**What to work on:** Lines containing the string "Хабаровского" are to be counted; report the total by itself.

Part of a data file

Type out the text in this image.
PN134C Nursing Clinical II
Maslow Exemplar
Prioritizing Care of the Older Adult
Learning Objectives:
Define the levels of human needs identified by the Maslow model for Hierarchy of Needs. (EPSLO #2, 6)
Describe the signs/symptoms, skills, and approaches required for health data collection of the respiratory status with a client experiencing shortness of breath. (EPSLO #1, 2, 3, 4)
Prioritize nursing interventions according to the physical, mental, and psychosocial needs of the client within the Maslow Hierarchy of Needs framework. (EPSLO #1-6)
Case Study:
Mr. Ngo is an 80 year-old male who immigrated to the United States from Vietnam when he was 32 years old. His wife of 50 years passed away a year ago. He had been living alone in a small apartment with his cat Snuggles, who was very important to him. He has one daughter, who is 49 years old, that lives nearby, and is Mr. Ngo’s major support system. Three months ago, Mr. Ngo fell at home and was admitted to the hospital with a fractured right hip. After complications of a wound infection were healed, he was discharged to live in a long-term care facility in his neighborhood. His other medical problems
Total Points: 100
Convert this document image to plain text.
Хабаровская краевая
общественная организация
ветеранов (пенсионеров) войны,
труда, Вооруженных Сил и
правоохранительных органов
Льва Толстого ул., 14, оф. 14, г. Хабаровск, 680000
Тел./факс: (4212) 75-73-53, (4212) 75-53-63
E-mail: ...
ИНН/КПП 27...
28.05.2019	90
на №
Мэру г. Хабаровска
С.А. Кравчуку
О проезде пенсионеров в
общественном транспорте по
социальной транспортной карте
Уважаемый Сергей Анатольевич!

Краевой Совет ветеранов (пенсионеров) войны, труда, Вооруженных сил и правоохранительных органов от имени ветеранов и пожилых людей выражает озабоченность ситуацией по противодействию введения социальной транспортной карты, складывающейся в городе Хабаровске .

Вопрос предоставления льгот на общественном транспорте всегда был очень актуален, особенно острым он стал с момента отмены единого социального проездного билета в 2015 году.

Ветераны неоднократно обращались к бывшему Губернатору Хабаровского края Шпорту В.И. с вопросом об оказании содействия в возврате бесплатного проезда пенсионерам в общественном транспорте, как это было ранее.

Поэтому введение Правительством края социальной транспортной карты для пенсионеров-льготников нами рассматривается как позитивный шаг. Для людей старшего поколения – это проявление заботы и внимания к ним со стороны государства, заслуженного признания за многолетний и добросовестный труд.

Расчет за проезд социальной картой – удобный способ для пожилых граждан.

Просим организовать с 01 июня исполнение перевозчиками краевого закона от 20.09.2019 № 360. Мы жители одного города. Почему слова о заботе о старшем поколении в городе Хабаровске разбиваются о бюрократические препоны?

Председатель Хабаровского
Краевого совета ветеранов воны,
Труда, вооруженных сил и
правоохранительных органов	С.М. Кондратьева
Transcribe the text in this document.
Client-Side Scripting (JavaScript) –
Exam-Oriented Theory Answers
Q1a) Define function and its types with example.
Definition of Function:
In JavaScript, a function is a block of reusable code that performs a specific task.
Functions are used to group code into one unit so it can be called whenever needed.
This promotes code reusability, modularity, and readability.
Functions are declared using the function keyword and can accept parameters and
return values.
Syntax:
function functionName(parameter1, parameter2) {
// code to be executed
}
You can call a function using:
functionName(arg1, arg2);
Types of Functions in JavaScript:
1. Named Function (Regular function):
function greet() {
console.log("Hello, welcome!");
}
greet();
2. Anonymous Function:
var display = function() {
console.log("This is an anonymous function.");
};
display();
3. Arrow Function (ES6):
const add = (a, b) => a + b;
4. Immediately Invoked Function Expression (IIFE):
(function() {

**Answer for the task:** 2